Given request: The records below must be copied in full; omit the images.

(Data excerpts)
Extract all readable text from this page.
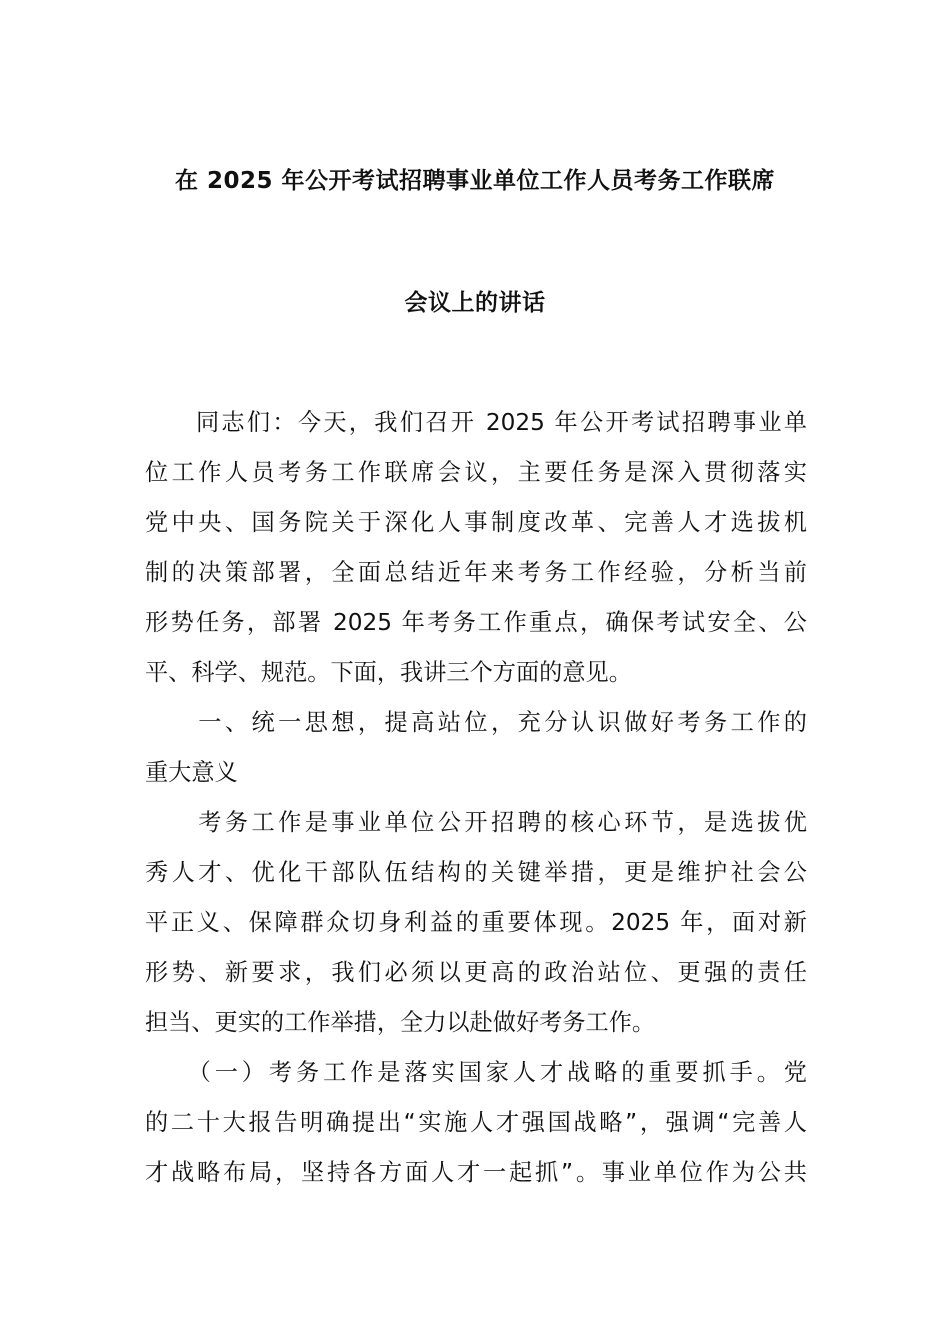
在 2025 年公开考试招聘事业单位工作人员考务工作联席
会议上的讲话
　　同志们：今天，我们召开 2025 年公开考试招聘事业单
位工作人员考务工作联席会议，主要任务是深入贯彻落实
党中央、国务院关于深化人事制度改革、完善人才选拔机
制的决策部署，全面总结近年来考务工作经验，分析当前
形势任务，部署 2025 年考务工作重点，确保考试安全、公
平、科学、规范。下面，我讲三个方面的意见。
　　一、统一思想，提高站位，充分认识做好考务工作的
重大意义
　　考务工作是事业单位公开招聘的核心环节，是选拔优
秀人才、优化干部队伍结构的关键举措，更是维护社会公
平正义、保障群众切身利益的重要体现。2025 年，面对新
形势、新要求，我们必须以更高的政治站位、更强的责任
担当、更实的工作举措，全力以赴做好考务工作。
　　（一）考务工作是落实国家人才战略的重要抓手。党
的二十大报告明确提出“实施人才强国战略”，强调“完善人
才战略布局，坚持各方面人才一起抓”。事业单位作为公共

Exercise response:
Extract all readable text from this page.
在 2025 年公开考试招聘事业单位工作人员考务工作联席
会议上的讲话
　　同志们：今天，我们召开 2025 年公开考试招聘事业单
位工作人员考务工作联席会议，主要任务是深入贯彻落实
党中央、国务院关于深化人事制度改革、完善人才选拔机
制的决策部署，全面总结近年来考务工作经验，分析当前
形势任务，部署 2025 年考务工作重点，确保考试安全、公
平、科学、规范。下面，我讲三个方面的意见。
　　一、统一思想，提高站位，充分认识做好考务工作的
重大意义
　　考务工作是事业单位公开招聘的核心环节，是选拔优
秀人才、优化干部队伍结构的关键举措，更是维护社会公
平正义、保障群众切身利益的重要体现。2025 年，面对新
形势、新要求，我们必须以更高的政治站位、更强的责任
担当、更实的工作举措，全力以赴做好考务工作。
　　（一）考务工作是落实国家人才战略的重要抓手。党
的二十大报告明确提出“实施人才强国战略”，强调“完善人
才战略布局，坚持各方面人才一起抓”。事业单位作为公共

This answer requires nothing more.